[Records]

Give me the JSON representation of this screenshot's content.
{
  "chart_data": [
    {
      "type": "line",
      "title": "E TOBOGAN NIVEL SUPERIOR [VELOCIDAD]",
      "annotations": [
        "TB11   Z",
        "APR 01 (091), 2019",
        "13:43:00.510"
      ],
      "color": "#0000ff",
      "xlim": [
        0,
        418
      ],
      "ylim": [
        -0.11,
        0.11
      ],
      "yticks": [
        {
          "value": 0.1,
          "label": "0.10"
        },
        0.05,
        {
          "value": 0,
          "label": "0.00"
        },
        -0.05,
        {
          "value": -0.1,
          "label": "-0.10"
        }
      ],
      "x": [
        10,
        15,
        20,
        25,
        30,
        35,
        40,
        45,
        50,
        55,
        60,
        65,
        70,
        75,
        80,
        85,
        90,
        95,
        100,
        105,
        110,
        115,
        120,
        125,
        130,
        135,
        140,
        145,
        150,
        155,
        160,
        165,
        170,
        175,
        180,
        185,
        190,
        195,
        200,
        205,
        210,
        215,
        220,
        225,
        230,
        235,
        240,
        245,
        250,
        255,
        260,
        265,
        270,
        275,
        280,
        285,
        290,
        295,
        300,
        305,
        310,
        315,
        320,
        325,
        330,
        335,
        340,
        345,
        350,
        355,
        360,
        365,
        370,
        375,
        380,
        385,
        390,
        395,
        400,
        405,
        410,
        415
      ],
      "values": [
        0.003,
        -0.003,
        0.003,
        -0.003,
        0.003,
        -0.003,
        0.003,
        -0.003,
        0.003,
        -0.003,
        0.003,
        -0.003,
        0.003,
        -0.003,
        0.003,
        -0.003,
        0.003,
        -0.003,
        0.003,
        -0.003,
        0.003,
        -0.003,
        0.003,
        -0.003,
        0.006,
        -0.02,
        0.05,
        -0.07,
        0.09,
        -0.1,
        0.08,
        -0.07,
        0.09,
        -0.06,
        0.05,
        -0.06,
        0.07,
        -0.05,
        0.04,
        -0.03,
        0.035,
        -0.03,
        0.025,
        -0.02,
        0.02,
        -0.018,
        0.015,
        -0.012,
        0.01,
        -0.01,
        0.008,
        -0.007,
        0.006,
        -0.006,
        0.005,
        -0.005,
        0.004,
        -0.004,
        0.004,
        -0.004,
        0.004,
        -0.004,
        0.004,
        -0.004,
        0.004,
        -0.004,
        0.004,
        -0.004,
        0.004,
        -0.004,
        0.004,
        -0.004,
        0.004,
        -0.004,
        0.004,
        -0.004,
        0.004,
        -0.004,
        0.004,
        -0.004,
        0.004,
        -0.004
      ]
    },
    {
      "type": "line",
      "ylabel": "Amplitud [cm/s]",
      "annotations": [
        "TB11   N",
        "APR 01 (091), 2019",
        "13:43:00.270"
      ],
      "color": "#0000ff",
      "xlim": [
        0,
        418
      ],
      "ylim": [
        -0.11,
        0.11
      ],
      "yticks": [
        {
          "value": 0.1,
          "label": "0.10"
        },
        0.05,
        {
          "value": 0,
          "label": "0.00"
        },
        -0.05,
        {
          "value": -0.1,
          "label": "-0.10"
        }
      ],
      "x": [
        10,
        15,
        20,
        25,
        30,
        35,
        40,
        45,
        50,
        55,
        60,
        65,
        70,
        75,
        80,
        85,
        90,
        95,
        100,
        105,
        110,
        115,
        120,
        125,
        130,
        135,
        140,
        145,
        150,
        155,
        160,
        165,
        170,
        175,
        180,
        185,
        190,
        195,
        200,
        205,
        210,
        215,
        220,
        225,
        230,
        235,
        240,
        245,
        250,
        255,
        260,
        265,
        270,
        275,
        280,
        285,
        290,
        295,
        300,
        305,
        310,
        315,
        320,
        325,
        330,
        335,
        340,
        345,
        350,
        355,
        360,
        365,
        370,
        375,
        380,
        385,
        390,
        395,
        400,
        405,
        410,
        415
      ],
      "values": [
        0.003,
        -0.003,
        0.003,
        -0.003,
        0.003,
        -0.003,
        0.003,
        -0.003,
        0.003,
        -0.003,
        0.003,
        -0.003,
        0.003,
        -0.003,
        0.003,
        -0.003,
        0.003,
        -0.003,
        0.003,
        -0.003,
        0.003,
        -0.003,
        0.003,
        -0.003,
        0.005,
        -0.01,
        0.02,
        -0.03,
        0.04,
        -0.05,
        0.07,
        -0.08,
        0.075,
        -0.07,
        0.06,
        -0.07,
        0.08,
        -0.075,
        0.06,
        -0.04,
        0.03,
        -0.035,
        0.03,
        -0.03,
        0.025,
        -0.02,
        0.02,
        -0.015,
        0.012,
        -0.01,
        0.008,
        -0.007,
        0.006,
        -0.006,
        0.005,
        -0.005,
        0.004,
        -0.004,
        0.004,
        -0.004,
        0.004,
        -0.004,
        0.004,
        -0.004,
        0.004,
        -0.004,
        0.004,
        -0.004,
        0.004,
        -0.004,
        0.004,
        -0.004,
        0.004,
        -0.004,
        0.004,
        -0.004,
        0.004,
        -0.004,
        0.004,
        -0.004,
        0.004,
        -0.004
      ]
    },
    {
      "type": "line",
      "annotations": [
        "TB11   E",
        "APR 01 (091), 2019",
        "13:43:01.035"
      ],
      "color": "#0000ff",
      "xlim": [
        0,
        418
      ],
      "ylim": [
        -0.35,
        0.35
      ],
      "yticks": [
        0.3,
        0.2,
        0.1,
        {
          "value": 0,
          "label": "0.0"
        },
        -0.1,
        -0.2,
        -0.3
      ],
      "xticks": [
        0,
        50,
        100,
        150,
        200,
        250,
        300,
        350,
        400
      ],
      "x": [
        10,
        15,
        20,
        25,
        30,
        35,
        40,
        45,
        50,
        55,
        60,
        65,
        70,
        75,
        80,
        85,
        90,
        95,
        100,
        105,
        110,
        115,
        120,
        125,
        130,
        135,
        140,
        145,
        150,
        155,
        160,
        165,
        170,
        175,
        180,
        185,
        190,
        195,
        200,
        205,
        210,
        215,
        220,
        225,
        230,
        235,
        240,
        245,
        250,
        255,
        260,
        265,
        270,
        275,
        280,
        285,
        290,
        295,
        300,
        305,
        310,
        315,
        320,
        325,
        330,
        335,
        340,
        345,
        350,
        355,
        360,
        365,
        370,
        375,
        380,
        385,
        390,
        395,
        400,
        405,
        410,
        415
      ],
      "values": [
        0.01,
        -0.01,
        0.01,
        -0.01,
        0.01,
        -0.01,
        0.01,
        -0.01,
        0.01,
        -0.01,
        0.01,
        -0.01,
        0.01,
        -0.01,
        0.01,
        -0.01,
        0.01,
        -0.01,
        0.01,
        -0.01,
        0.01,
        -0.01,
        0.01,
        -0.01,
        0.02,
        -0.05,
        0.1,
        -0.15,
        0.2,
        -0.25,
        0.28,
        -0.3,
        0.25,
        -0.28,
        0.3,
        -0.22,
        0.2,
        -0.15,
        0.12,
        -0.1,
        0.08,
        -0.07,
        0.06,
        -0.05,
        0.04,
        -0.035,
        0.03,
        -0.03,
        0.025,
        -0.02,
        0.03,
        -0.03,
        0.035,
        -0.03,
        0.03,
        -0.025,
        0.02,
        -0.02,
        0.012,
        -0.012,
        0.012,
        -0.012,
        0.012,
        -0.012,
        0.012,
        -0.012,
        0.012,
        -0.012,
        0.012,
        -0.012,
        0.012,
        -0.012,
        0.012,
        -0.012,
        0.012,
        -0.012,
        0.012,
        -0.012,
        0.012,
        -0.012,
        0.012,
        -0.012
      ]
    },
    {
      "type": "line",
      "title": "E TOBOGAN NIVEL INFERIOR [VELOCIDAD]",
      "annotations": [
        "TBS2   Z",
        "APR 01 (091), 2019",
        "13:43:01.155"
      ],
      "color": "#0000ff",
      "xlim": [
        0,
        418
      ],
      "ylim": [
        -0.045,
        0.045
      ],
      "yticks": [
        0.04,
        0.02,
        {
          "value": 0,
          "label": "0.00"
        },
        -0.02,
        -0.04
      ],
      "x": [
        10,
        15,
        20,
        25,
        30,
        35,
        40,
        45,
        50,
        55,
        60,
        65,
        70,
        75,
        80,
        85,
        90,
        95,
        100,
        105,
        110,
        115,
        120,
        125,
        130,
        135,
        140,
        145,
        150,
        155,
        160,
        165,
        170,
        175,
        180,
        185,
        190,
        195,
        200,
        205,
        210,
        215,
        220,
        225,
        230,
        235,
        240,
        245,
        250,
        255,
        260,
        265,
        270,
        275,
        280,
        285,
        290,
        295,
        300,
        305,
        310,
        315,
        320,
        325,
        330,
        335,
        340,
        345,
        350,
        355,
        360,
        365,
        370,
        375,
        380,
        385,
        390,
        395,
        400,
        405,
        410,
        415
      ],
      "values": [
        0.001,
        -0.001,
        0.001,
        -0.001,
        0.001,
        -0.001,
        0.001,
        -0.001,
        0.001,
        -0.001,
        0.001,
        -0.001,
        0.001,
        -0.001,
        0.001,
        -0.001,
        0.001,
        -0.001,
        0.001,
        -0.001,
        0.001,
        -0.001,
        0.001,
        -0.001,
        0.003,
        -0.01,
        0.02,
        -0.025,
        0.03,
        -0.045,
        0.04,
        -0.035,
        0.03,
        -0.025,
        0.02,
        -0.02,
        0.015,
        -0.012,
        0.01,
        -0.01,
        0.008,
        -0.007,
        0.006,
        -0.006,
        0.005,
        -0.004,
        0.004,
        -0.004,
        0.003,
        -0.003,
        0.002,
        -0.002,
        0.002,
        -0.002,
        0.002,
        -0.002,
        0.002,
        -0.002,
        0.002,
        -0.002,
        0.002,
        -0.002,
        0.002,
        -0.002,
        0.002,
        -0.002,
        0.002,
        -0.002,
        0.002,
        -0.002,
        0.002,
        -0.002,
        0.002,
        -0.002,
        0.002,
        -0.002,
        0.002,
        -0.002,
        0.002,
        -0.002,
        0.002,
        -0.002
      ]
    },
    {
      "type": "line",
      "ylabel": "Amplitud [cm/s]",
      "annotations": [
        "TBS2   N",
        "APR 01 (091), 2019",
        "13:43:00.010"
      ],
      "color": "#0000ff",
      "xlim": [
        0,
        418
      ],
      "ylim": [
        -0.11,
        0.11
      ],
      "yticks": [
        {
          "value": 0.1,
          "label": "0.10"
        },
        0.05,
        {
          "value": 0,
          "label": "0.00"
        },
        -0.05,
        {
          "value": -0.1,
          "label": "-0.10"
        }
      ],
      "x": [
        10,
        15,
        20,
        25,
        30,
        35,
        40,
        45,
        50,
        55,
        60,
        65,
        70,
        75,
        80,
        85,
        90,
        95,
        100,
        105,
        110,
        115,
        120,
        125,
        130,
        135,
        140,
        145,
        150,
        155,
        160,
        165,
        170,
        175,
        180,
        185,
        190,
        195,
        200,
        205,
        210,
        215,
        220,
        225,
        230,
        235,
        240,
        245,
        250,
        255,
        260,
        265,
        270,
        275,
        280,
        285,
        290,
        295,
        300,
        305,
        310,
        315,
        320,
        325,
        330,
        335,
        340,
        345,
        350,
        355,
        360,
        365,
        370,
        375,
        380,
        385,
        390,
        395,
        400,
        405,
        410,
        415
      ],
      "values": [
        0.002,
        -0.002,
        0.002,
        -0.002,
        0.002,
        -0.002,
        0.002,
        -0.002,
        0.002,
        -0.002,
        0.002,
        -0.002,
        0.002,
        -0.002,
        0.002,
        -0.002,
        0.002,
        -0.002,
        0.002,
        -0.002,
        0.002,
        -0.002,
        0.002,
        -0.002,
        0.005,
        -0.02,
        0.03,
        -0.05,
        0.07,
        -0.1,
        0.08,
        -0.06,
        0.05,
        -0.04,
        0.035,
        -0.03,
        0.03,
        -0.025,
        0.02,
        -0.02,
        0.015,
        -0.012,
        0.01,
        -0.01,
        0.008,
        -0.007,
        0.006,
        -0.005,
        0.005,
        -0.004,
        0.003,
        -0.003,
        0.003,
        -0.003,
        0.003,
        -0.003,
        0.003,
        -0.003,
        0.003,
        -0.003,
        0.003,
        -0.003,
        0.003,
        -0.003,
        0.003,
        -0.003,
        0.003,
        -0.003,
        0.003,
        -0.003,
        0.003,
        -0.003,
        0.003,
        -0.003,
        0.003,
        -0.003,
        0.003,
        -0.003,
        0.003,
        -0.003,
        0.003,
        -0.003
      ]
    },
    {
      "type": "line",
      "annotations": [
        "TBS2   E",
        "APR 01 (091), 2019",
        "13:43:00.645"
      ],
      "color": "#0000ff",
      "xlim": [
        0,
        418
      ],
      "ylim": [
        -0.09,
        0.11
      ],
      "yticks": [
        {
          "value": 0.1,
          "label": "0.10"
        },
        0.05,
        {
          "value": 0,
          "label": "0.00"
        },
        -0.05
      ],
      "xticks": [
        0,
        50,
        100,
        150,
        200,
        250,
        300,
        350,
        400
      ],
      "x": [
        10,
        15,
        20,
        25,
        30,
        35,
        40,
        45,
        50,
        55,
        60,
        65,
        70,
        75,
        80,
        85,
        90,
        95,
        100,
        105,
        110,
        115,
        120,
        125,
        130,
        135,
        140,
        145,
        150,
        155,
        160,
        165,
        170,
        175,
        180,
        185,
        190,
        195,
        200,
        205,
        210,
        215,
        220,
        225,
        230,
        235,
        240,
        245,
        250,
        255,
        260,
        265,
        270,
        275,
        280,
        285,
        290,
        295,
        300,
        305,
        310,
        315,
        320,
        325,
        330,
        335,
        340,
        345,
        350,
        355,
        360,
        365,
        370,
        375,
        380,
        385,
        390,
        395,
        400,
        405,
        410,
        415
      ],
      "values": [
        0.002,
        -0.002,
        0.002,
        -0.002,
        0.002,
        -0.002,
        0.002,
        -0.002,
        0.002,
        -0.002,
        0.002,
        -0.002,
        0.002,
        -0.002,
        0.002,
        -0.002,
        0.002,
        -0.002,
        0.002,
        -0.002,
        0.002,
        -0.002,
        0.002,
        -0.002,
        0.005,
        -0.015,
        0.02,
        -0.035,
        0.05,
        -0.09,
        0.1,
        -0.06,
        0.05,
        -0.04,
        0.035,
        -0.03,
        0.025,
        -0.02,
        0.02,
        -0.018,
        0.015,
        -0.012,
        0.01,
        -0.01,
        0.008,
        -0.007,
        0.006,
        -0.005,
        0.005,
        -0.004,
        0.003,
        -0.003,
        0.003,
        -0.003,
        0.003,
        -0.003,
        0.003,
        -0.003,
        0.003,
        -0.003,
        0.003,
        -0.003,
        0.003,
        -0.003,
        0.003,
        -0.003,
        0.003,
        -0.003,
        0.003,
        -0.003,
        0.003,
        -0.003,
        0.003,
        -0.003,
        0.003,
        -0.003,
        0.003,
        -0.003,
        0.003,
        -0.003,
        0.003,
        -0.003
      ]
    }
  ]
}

=== What is needed ===
Go through the material and copy out every line with "VELOCIDAD" in it.

=== Reply to the exercise ===
      "title": "E TOBOGAN NIVEL SUPERIOR [VELOCIDAD]",
      "title": "E TOBOGAN NIVEL INFERIOR [VELOCIDAD]",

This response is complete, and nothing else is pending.